**Exercise:** The listing must be reproduced in full, exactly as it stands.

**Given records:**

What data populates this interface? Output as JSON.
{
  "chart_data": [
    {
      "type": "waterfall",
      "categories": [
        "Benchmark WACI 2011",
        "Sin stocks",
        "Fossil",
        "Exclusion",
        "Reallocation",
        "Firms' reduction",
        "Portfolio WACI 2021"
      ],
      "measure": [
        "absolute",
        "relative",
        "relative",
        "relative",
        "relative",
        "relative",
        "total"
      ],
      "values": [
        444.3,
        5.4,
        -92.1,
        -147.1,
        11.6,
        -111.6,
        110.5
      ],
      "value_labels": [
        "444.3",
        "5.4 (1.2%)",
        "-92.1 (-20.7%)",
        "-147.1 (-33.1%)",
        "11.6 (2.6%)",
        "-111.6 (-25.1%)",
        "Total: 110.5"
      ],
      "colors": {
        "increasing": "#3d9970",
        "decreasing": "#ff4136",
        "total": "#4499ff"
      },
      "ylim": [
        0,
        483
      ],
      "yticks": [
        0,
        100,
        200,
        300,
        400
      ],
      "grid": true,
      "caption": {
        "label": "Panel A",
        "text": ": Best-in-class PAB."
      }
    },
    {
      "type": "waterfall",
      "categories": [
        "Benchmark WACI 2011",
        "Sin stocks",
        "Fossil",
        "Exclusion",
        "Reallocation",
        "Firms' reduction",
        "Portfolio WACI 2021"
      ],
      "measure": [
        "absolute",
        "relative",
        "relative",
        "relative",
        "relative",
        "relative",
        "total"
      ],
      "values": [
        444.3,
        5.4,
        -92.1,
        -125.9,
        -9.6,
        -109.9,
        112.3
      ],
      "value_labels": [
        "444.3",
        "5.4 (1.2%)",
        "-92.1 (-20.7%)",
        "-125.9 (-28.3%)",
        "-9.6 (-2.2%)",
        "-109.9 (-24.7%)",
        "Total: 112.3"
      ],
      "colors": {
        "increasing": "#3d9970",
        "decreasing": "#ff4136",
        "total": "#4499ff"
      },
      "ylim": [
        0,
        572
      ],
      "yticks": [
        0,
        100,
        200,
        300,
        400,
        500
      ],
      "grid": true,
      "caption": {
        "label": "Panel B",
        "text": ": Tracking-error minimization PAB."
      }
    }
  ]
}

**Output for this exercise:**
What data populates this interface? Output as JSON.
{
  "chart_data": [
    {
      "type": "waterfall",
      "categories": [
        "Benchmark WACI 2011",
        "Sin stocks",
        "Fossil",
        "Exclusion",
        "Reallocation",
        "Firms' reduction",
        "Portfolio WACI 2021"
      ],
      "measure": [
        "absolute",
        "relative",
        "relative",
        "relative",
        "relative",
        "relative",
        "total"
      ],
      "values": [
        444.3,
        5.4,
        -92.1,
        -147.1,
        11.6,
        -111.6,
        110.5
      ],
      "value_labels": [
        "444.3",
        "5.4 (1.2%)",
        "-92.1 (-20.7%)",
        "-147.1 (-33.1%)",
        "11.6 (2.6%)",
        "-111.6 (-25.1%)",
        "Total: 110.5"
      ],
      "colors": {
        "increasing": "#3d9970",
        "decreasing": "#ff4136",
        "total": "#4499ff"
      },
      "ylim": [
        0,
        483
      ],
      "yticks": [
        0,
        100,
        200,
        300,
        400
      ],
      "grid": true,
      "caption": {
        "label": "Panel A",
        "text": ": Best-in-class PAB."
      }
    },
    {
      "type": "waterfall",
      "categories": [
        "Benchmark WACI 2011",
        "Sin stocks",
        "Fossil",
        "Exclusion",
        "Reallocation",
        "Firms' reduction",
        "Portfolio WACI 2021"
      ],
      "measure": [
        "absolute",
        "relative",
        "relative",
        "relative",
        "relative",
        "relative",
        "total"
      ],
      "values": [
        444.3,
        5.4,
        -92.1,
        -125.9,
        -9.6,
        -109.9,
        112.3
      ],
      "value_labels": [
        "444.3",
        "5.4 (1.2%)",
        "-92.1 (-20.7%)",
        "-125.9 (-28.3%)",
        "-9.6 (-2.2%)",
        "-109.9 (-24.7%)",
        "Total: 112.3"
      ],
      "colors": {
        "increasing": "#3d9970",
        "decreasing": "#ff4136",
        "total": "#4499ff"
      },
      "ylim": [
        0,
        572
      ],
      "yticks": [
        0,
        100,
        200,
        300,
        400,
        500
      ],
      "grid": true,
      "caption": {
        "label": "Panel B",
        "text": ": Tracking-error minimization PAB."
      }
    }
  ]
}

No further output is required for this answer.